[INSTRUCTIONS FOR THE TASK] The listing below is to be output in its exact form.

Part of a data file
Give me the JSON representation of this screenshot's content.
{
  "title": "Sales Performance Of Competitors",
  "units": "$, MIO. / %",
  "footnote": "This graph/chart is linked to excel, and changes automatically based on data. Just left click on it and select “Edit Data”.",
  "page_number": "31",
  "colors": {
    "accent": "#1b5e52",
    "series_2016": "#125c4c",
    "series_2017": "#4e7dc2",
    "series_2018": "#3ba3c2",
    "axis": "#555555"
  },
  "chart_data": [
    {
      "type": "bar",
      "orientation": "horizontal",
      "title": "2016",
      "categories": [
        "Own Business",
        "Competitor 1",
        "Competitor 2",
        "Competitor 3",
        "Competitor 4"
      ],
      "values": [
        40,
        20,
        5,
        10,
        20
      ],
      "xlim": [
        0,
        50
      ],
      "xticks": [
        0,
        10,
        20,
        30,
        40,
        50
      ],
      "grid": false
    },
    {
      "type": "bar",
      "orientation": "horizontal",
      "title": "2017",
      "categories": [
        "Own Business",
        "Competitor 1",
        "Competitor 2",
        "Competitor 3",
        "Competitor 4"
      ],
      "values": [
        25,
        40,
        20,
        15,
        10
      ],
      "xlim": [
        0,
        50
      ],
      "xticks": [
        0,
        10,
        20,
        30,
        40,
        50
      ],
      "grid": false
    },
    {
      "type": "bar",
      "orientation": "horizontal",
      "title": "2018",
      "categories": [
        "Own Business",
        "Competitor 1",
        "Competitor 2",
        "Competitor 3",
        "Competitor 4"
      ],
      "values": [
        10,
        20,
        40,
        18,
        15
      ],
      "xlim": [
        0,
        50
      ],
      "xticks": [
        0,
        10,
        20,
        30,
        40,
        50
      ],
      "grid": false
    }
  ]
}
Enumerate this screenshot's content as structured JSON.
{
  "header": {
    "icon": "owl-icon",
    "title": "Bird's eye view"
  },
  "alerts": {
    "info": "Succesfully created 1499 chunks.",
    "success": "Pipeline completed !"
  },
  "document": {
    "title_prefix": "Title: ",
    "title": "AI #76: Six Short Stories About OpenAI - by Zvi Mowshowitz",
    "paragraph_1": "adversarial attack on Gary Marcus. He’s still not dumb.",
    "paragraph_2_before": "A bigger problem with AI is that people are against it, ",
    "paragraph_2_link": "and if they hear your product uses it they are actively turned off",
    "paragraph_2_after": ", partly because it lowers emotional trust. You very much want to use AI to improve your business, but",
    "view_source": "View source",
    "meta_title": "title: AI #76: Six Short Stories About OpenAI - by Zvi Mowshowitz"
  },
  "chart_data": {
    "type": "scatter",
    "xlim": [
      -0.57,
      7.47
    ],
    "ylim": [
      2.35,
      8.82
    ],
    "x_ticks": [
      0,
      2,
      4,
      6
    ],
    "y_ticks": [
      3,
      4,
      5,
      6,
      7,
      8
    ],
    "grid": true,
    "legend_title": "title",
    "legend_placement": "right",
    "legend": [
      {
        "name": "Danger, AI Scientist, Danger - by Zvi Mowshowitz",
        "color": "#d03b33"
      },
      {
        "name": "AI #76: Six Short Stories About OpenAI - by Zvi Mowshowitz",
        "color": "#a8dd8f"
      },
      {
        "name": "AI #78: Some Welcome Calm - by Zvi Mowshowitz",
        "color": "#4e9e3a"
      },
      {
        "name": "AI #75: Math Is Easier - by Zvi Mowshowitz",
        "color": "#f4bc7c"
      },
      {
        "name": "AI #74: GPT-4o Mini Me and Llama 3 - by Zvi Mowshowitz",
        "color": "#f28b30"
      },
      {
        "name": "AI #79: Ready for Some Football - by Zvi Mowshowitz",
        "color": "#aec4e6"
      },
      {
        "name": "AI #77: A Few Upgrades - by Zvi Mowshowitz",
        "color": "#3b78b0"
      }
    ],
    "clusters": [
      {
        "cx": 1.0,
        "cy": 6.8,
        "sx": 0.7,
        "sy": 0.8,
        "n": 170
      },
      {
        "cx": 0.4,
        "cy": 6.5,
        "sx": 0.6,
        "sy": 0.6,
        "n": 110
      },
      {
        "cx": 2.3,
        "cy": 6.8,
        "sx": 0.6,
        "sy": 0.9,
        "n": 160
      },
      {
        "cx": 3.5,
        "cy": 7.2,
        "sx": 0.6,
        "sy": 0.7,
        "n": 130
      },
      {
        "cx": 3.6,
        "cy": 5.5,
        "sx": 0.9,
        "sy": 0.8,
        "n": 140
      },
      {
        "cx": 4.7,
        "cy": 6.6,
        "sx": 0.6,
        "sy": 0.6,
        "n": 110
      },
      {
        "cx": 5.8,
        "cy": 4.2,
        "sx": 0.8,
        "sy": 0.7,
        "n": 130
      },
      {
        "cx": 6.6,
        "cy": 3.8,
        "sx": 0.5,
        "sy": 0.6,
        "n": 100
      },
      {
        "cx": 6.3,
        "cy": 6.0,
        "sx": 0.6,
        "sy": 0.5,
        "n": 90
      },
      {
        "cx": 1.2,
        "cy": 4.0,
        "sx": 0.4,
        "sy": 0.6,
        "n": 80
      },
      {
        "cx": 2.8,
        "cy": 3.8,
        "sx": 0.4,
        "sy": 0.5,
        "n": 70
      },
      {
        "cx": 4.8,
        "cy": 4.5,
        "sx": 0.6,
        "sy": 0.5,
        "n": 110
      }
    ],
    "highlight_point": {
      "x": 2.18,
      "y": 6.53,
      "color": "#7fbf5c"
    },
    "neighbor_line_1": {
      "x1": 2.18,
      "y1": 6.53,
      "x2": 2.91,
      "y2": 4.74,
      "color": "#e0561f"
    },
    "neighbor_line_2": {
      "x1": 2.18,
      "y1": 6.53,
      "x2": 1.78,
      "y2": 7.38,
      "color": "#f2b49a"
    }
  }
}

[SOLUTION TO THIS PROBLEM]
Give me the JSON representation of this screenshot's content.
{
  "title": "Sales Performance Of Competitors",
  "units": "$, MIO. / %",
  "footnote": "This graph/chart is linked to excel, and changes automatically based on data. Just left click on it and select “Edit Data”.",
  "page_number": "31",
  "colors": {
    "accent": "#1b5e52",
    "series_2016": "#125c4c",
    "series_2017": "#4e7dc2",
    "series_2018": "#3ba3c2",
    "axis": "#555555"
  },
  "chart_data": [
    {
      "type": "bar",
      "orientation": "horizontal",
      "title": "2016",
      "categories": [
        "Own Business",
        "Competitor 1",
        "Competitor 2",
        "Competitor 3",
        "Competitor 4"
      ],
      "values": [
        40,
        20,
        5,
        10,
        20
      ],
      "xlim": [
        0,
        50
      ],
      "xticks": [
        0,
        10,
        20,
        30,
        40,
        50
      ],
      "grid": false
    },
    {
      "type": "bar",
      "orientation": "horizontal",
      "title": "2017",
      "categories": [
        "Own Business",
        "Competitor 1",
        "Competitor 2",
        "Competitor 3",
        "Competitor 4"
      ],
      "values": [
        25,
        40,
        20,
        15,
        10
      ],
      "xlim": [
        0,
        50
      ],
      "xticks": [
        0,
        10,
        20,
        30,
        40,
        50
      ],
      "grid": false
    },
    {
      "type": "bar",
      "orientation": "horizontal",
      "title": "2018",
      "categories": [
        "Own Business",
        "Competitor 1",
        "Competitor 2",
        "Competitor 3",
        "Competitor 4"
      ],
      "values": [
        10,
        20,
        40,
        18,
        15
      ],
      "xlim": [
        0,
        50
      ],
      "xticks": [
        0,
        10,
        20,
        30,
        40,
        50
      ],
      "grid": false
    }
  ]
}
Enumerate this screenshot's content as structured JSON.
{
  "header": {
    "icon": "owl-icon",
    "title": "Bird's eye view"
  },
  "alerts": {
    "info": "Succesfully created 1499 chunks.",
    "success": "Pipeline completed !"
  },
  "document": {
    "title_prefix": "Title: ",
    "title": "AI #76: Six Short Stories About OpenAI - by Zvi Mowshowitz",
    "paragraph_1": "adversarial attack on Gary Marcus. He’s still not dumb.",
    "paragraph_2_before": "A bigger problem with AI is that people are against it, ",
    "paragraph_2_link": "and if they hear your product uses it they are actively turned off",
    "paragraph_2_after": ", partly because it lowers emotional trust. You very much want to use AI to improve your business, but",
    "view_source": "View source",
    "meta_title": "title: AI #76: Six Short Stories About OpenAI - by Zvi Mowshowitz"
  },
  "chart_data": {
    "type": "scatter",
    "xlim": [
      -0.57,
      7.47
    ],
    "ylim": [
      2.35,
      8.82
    ],
    "x_ticks": [
      0,
      2,
      4,
      6
    ],
    "y_ticks": [
      3,
      4,
      5,
      6,
      7,
      8
    ],
    "grid": true,
    "legend_title": "title",
    "legend_placement": "right",
    "legend": [
      {
        "name": "Danger, AI Scientist, Danger - by Zvi Mowshowitz",
        "color": "#d03b33"
      },
      {
        "name": "AI #76: Six Short Stories About OpenAI - by Zvi Mowshowitz",
        "color": "#a8dd8f"
      },
      {
        "name": "AI #78: Some Welcome Calm - by Zvi Mowshowitz",
        "color": "#4e9e3a"
      },
      {
        "name": "AI #75: Math Is Easier - by Zvi Mowshowitz",
        "color": "#f4bc7c"
      },
      {
        "name": "AI #74: GPT-4o Mini Me and Llama 3 - by Zvi Mowshowitz",
        "color": "#f28b30"
      },
      {
        "name": "AI #79: Ready for Some Football - by Zvi Mowshowitz",
        "color": "#aec4e6"
      },
      {
        "name": "AI #77: A Few Upgrades - by Zvi Mowshowitz",
        "color": "#3b78b0"
      }
    ],
    "clusters": [
      {
        "cx": 1.0,
        "cy": 6.8,
        "sx": 0.7,
        "sy": 0.8,
        "n": 170
      },
      {
        "cx": 0.4,
        "cy": 6.5,
        "sx": 0.6,
        "sy": 0.6,
        "n": 110
      },
      {
        "cx": 2.3,
        "cy": 6.8,
        "sx": 0.6,
        "sy": 0.9,
        "n": 160
      },
      {
        "cx": 3.5,
        "cy": 7.2,
        "sx": 0.6,
        "sy": 0.7,
        "n": 130
      },
      {
        "cx": 3.6,
        "cy": 5.5,
        "sx": 0.9,
        "sy": 0.8,
        "n": 140
      },
      {
        "cx": 4.7,
        "cy": 6.6,
        "sx": 0.6,
        "sy": 0.6,
        "n": 110
      },
      {
        "cx": 5.8,
        "cy": 4.2,
        "sx": 0.8,
        "sy": 0.7,
        "n": 130
      },
      {
        "cx": 6.6,
        "cy": 3.8,
        "sx": 0.5,
        "sy": 0.6,
        "n": 100
      },
      {
        "cx": 6.3,
        "cy": 6.0,
        "sx": 0.6,
        "sy": 0.5,
        "n": 90
      },
      {
        "cx": 1.2,
        "cy": 4.0,
        "sx": 0.4,
        "sy": 0.6,
        "n": 80
      },
      {
        "cx": 2.8,
        "cy": 3.8,
        "sx": 0.4,
        "sy": 0.5,
        "n": 70
      },
      {
        "cx": 4.8,
        "cy": 4.5,
        "sx": 0.6,
        "sy": 0.5,
        "n": 110
      }
    ],
    "highlight_point": {
      "x": 2.18,
      "y": 6.53,
      "color": "#7fbf5c"
    },
    "neighbor_line_1": {
      "x1": 2.18,
      "y1": 6.53,
      "x2": 2.91,
      "y2": 4.74,
      "color": "#e0561f"
    },
    "neighbor_line_2": {
      "x1": 2.18,
      "y1": 6.53,
      "x2": 1.78,
      "y2": 7.38,
      "color": "#f2b49a"
    }
  }
}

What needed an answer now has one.